Available data

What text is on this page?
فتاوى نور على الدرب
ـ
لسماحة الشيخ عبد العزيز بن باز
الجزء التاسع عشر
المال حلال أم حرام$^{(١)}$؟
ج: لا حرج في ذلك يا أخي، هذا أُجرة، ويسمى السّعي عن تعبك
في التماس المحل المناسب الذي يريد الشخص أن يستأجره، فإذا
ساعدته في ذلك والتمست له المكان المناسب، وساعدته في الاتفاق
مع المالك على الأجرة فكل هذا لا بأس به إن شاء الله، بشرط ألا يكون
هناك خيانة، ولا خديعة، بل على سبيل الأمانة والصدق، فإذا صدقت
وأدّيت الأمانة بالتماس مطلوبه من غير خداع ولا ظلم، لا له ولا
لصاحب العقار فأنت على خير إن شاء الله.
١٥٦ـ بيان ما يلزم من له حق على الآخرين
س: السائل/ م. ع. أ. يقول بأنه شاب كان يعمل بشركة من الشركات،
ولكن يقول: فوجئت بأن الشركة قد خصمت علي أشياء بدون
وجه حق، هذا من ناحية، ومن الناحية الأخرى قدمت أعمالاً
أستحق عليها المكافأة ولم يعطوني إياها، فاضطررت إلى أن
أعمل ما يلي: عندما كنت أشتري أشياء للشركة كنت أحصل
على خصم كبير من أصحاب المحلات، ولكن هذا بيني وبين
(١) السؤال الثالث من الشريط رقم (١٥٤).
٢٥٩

What is asked
The entries above must be returned exactly.

Exercise answer
What text is on this page?
فتاوى نور على الدرب
ـ
لسماحة الشيخ عبد العزيز بن باز
الجزء التاسع عشر
المال حلال أم حرام$^{(١)}$؟
ج: لا حرج في ذلك يا أخي، هذا أُجرة، ويسمى السّعي عن تعبك
في التماس المحل المناسب الذي يريد الشخص أن يستأجره، فإذا
ساعدته في ذلك والتمست له المكان المناسب، وساعدته في الاتفاق
مع المالك على الأجرة فكل هذا لا بأس به إن شاء الله، بشرط ألا يكون
هناك خيانة، ولا خديعة، بل على سبيل الأمانة والصدق، فإذا صدقت
وأدّيت الأمانة بالتماس مطلوبه من غير خداع ولا ظلم، لا له ولا
لصاحب العقار فأنت على خير إن شاء الله.
١٥٦ـ بيان ما يلزم من له حق على الآخرين
س: السائل/ م. ع. أ. يقول بأنه شاب كان يعمل بشركة من الشركات،
ولكن يقول: فوجئت بأن الشركة قد خصمت علي أشياء بدون
وجه حق، هذا من ناحية، ومن الناحية الأخرى قدمت أعمالاً
أستحق عليها المكافأة ولم يعطوني إياها، فاضطررت إلى أن
أعمل ما يلي: عندما كنت أشتري أشياء للشركة كنت أحصل
على خصم كبير من أصحاب المحلات، ولكن هذا بيني وبين
(١) السؤال الثالث من الشريط رقم (١٥٤).
٢٥٩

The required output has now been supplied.